[Data records]
-- start --

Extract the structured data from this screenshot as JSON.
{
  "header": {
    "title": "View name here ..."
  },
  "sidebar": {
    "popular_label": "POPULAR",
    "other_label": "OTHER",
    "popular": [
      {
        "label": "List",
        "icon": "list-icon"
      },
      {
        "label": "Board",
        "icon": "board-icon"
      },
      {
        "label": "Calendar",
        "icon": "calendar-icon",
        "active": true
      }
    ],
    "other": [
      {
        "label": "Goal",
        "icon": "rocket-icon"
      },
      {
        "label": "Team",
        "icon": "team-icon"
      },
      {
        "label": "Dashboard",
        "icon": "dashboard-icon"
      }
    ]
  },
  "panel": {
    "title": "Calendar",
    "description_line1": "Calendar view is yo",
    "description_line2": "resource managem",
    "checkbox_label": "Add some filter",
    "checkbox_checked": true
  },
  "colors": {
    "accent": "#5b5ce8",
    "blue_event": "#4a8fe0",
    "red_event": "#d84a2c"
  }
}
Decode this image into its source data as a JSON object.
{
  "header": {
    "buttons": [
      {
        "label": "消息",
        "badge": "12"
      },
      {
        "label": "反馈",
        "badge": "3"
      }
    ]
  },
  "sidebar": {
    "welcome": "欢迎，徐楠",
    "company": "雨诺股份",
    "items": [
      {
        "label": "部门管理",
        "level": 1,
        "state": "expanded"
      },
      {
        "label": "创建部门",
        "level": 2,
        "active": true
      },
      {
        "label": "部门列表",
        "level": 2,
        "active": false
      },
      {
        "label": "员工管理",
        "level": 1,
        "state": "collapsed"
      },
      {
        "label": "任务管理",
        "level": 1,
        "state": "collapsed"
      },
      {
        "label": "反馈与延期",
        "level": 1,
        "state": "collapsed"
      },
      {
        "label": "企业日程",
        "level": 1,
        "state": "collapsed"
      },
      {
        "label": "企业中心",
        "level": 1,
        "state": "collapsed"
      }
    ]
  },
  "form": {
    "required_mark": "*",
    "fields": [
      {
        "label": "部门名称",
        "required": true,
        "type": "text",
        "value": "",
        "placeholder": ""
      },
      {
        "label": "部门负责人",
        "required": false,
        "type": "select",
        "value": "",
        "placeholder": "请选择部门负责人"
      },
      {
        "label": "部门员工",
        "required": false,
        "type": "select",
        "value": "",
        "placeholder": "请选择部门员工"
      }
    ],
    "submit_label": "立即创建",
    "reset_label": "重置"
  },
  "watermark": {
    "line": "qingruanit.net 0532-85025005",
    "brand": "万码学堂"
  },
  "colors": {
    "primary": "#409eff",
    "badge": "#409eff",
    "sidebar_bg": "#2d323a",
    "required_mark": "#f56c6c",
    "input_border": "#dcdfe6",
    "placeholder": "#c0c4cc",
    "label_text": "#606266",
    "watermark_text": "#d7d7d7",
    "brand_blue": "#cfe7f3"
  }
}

-- end --

* **Goal of the exercise**: Using the listing above, locate the lines that hold "true" and copy each one.

* **Task solution**:
        "active": true
    "checkbox_checked": true
        "active": true
        "required": true,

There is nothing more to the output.